Dataset entries:
## START
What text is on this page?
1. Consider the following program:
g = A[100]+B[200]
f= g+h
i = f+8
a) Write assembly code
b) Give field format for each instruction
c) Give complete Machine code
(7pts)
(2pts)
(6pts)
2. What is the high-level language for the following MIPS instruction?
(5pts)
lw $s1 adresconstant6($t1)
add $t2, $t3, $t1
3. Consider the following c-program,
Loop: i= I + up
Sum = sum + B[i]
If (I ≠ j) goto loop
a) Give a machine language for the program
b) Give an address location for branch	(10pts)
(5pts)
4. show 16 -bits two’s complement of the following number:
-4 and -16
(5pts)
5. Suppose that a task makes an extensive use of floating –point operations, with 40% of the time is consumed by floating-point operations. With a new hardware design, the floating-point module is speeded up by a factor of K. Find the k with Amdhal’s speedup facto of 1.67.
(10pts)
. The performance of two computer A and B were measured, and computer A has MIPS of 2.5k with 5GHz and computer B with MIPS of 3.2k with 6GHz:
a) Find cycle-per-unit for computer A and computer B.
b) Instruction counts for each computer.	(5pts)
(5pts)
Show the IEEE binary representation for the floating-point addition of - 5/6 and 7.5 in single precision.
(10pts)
## END
» **TASK GOAL**: Give the number of lines in the records that contain the string "each", with no other output.

» **RESPONSE TO THE EXERCISE**: 2